• _What you should do_
Restate, word for word, all of the material shown below.

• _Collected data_
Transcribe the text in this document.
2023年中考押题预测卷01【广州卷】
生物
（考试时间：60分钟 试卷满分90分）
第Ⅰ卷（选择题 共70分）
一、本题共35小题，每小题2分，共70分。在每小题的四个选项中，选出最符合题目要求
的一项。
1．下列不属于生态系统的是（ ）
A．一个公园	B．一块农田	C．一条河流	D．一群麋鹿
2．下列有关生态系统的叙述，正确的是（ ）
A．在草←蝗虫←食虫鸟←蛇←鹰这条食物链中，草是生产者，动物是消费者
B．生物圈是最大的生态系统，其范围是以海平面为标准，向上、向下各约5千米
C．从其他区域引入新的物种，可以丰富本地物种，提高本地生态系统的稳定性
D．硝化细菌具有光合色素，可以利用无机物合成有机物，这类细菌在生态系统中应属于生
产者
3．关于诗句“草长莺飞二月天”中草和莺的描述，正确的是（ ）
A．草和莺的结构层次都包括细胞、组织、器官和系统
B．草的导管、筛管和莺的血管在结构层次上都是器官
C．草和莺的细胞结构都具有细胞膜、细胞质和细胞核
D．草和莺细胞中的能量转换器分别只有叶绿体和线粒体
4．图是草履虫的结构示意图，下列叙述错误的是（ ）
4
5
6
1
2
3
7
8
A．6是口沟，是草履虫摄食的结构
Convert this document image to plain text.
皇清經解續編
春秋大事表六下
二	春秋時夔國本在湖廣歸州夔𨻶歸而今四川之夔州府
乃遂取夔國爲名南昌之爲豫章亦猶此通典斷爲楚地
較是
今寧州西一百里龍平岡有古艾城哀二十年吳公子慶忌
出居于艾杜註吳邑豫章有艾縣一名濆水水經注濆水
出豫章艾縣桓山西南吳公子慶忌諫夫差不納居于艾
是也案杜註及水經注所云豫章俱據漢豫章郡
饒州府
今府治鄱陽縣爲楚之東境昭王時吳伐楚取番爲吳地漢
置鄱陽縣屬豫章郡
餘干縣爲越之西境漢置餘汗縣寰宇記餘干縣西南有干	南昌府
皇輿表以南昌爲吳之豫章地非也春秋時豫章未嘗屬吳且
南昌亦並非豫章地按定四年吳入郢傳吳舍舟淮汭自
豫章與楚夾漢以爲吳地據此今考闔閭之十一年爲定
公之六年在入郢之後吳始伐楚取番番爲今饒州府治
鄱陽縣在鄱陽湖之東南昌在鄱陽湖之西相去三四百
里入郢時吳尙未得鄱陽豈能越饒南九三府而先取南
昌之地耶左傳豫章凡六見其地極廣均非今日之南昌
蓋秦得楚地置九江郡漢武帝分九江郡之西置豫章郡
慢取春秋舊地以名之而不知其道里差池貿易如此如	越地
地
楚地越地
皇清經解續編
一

• _Exercise answer_
Transcribe the text in this document.
2023年中考押题预测卷01【广州卷】
生物
（考试时间：60分钟 试卷满分90分）
第Ⅰ卷（选择题 共70分）
一、本题共35小题，每小题2分，共70分。在每小题的四个选项中，选出最符合题目要求
的一项。
1．下列不属于生态系统的是（ ）
A．一个公园	B．一块农田	C．一条河流	D．一群麋鹿
2．下列有关生态系统的叙述，正确的是（ ）
A．在草←蝗虫←食虫鸟←蛇←鹰这条食物链中，草是生产者，动物是消费者
B．生物圈是最大的生态系统，其范围是以海平面为标准，向上、向下各约5千米
C．从其他区域引入新的物种，可以丰富本地物种，提高本地生态系统的稳定性
D．硝化细菌具有光合色素，可以利用无机物合成有机物，这类细菌在生态系统中应属于生
产者
3．关于诗句“草长莺飞二月天”中草和莺的描述，正确的是（ ）
A．草和莺的结构层次都包括细胞、组织、器官和系统
B．草的导管、筛管和莺的血管在结构层次上都是器官
C．草和莺的细胞结构都具有细胞膜、细胞质和细胞核
D．草和莺细胞中的能量转换器分别只有叶绿体和线粒体
4．图是草履虫的结构示意图，下列叙述错误的是（ ）
4
5
6
1
2
3
7
8
A．6是口沟，是草履虫摄食的结构
Convert this document image to plain text.
皇清經解續編
春秋大事表六下
二	春秋時夔國本在湖廣歸州夔𨻶歸而今四川之夔州府
乃遂取夔國爲名南昌之爲豫章亦猶此通典斷爲楚地
較是
今寧州西一百里龍平岡有古艾城哀二十年吳公子慶忌
出居于艾杜註吳邑豫章有艾縣一名濆水水經注濆水
出豫章艾縣桓山西南吳公子慶忌諫夫差不納居于艾
是也案杜註及水經注所云豫章俱據漢豫章郡
饒州府
今府治鄱陽縣爲楚之東境昭王時吳伐楚取番爲吳地漢
置鄱陽縣屬豫章郡
餘干縣爲越之西境漢置餘汗縣寰宇記餘干縣西南有干	南昌府
皇輿表以南昌爲吳之豫章地非也春秋時豫章未嘗屬吳且
南昌亦並非豫章地按定四年吳入郢傳吳舍舟淮汭自
豫章與楚夾漢以爲吳地據此今考闔閭之十一年爲定
公之六年在入郢之後吳始伐楚取番番爲今饒州府治
鄱陽縣在鄱陽湖之東南昌在鄱陽湖之西相去三四百
里入郢時吳尙未得鄱陽豈能越饒南九三府而先取南
昌之地耶左傳豫章凡六見其地極廣均非今日之南昌
蓋秦得楚地置九江郡漢武帝分九江郡之西置豫章郡
慢取春秋舊地以名之而不知其道里差池貿易如此如	越地
地
楚地越地
皇清經解續編
一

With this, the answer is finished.